=== What you are asked to do ===
Reproduce the listing below character for character; drop every image.

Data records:
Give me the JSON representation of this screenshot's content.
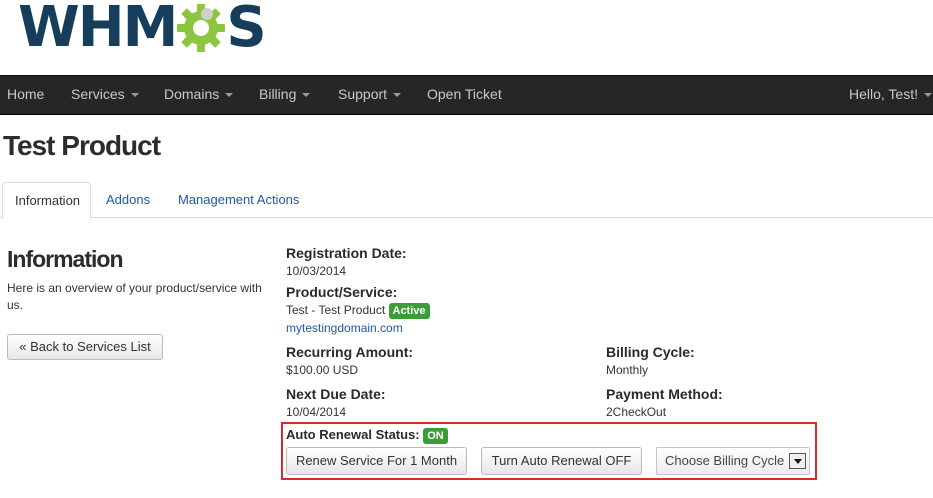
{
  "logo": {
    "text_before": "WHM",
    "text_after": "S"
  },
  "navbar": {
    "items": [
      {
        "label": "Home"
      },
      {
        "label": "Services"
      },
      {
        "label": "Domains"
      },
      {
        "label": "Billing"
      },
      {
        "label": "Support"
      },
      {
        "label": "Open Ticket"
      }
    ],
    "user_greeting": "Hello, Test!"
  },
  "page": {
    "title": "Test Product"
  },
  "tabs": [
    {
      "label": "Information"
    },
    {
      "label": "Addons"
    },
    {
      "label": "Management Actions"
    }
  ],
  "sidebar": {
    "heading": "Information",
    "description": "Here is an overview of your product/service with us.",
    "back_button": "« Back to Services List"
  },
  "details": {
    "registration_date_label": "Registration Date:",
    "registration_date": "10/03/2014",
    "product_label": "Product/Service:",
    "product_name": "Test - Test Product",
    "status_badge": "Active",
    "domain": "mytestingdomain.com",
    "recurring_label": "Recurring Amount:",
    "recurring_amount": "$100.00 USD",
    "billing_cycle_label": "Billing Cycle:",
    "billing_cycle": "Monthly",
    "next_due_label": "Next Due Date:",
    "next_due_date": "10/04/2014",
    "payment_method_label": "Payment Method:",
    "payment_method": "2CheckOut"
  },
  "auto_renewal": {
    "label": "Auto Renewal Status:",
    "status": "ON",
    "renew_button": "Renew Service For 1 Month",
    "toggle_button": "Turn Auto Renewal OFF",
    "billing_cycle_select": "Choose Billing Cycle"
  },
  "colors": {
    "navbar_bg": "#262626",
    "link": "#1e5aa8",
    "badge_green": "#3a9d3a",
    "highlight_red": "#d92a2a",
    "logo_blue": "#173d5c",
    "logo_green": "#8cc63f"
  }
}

=== Task answer ===
Give me the JSON representation of this screenshot's content.
{
  "logo": {
    "text_before": "WHM",
    "text_after": "S"
  },
  "navbar": {
    "items": [
      {
        "label": "Home"
      },
      {
        "label": "Services"
      },
      {
        "label": "Domains"
      },
      {
        "label": "Billing"
      },
      {
        "label": "Support"
      },
      {
        "label": "Open Ticket"
      }
    ],
    "user_greeting": "Hello, Test!"
  },
  "page": {
    "title": "Test Product"
  },
  "tabs": [
    {
      "label": "Information"
    },
    {
      "label": "Addons"
    },
    {
      "label": "Management Actions"
    }
  ],
  "sidebar": {
    "heading": "Information",
    "description": "Here is an overview of your product/service with us.",
    "back_button": "« Back to Services List"
  },
  "details": {
    "registration_date_label": "Registration Date:",
    "registration_date": "10/03/2014",
    "product_label": "Product/Service:",
    "product_name": "Test - Test Product",
    "status_badge": "Active",
    "domain": "mytestingdomain.com",
    "recurring_label": "Recurring Amount:",
    "recurring_amount": "$100.00 USD",
    "billing_cycle_label": "Billing Cycle:",
    "billing_cycle": "Monthly",
    "next_due_label": "Next Due Date:",
    "next_due_date": "10/04/2014",
    "payment_method_label": "Payment Method:",
    "payment_method": "2CheckOut"
  },
  "auto_renewal": {
    "label": "Auto Renewal Status:",
    "status": "ON",
    "renew_button": "Renew Service For 1 Month",
    "toggle_button": "Turn Auto Renewal OFF",
    "billing_cycle_select": "Choose Billing Cycle"
  },
  "colors": {
    "navbar_bg": "#262626",
    "link": "#1e5aa8",
    "badge_green": "#3a9d3a",
    "highlight_red": "#d92a2a",
    "logo_blue": "#173d5c",
    "logo_green": "#8cc63f"
  }
}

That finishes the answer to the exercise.